--- Work to do ---
Skip the pictures. Transcribe the rest of the data below without changing a word.

--- Listed entries ---
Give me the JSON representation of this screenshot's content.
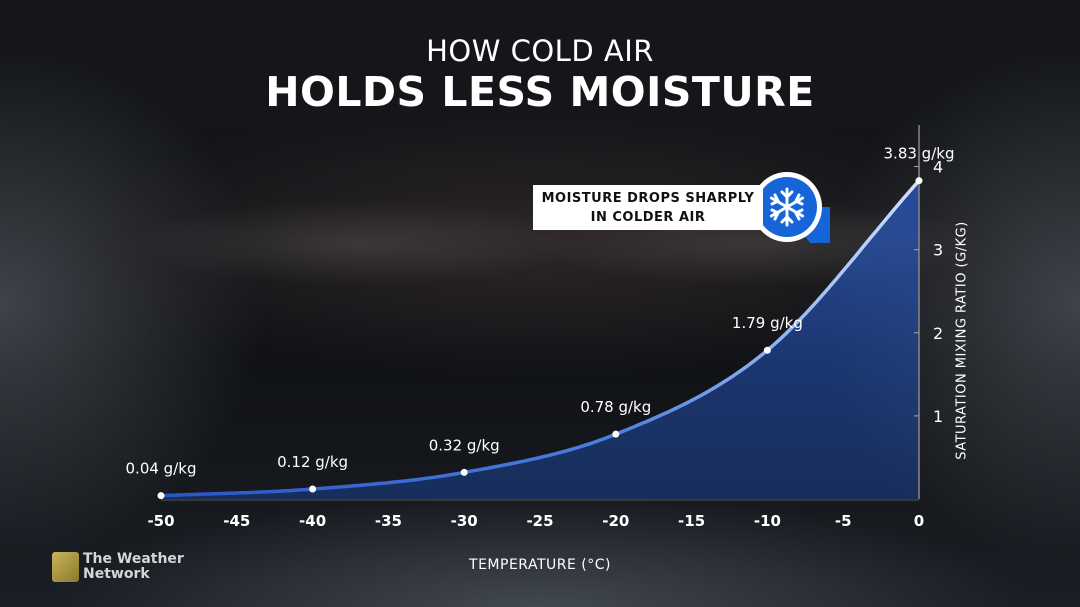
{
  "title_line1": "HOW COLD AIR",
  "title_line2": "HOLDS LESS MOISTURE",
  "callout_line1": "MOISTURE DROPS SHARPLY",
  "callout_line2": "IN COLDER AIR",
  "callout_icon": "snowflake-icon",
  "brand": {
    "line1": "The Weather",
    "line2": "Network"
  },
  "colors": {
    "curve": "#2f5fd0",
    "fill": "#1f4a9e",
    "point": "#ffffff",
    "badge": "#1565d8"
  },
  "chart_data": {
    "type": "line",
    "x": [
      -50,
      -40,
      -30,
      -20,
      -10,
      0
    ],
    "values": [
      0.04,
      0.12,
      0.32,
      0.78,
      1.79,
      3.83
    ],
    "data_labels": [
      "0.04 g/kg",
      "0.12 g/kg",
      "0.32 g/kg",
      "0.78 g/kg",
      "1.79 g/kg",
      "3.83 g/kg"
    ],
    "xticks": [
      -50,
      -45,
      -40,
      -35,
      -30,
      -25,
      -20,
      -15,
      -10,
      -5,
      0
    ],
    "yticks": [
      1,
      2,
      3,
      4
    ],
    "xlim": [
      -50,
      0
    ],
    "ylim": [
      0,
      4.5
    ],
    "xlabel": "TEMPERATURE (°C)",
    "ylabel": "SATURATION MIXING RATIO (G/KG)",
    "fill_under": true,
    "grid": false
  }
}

--- Full solution ---
Give me the JSON representation of this screenshot's content.
{
  "title_line1": "HOW COLD AIR",
  "title_line2": "HOLDS LESS MOISTURE",
  "callout_line1": "MOISTURE DROPS SHARPLY",
  "callout_line2": "IN COLDER AIR",
  "callout_icon": "snowflake-icon",
  "brand": {
    "line1": "The Weather",
    "line2": "Network"
  },
  "colors": {
    "curve": "#2f5fd0",
    "fill": "#1f4a9e",
    "point": "#ffffff",
    "badge": "#1565d8"
  },
  "chart_data": {
    "type": "line",
    "x": [
      -50,
      -40,
      -30,
      -20,
      -10,
      0
    ],
    "values": [
      0.04,
      0.12,
      0.32,
      0.78,
      1.79,
      3.83
    ],
    "data_labels": [
      "0.04 g/kg",
      "0.12 g/kg",
      "0.32 g/kg",
      "0.78 g/kg",
      "1.79 g/kg",
      "3.83 g/kg"
    ],
    "xticks": [
      -50,
      -45,
      -40,
      -35,
      -30,
      -25,
      -20,
      -15,
      -10,
      -5,
      0
    ],
    "yticks": [
      1,
      2,
      3,
      4
    ],
    "xlim": [
      -50,
      0
    ],
    "ylim": [
      0,
      4.5
    ],
    "xlabel": "TEMPERATURE (°C)",
    "ylabel": "SATURATION MIXING RATIO (G/KG)",
    "fill_under": true,
    "grid": false
  }
}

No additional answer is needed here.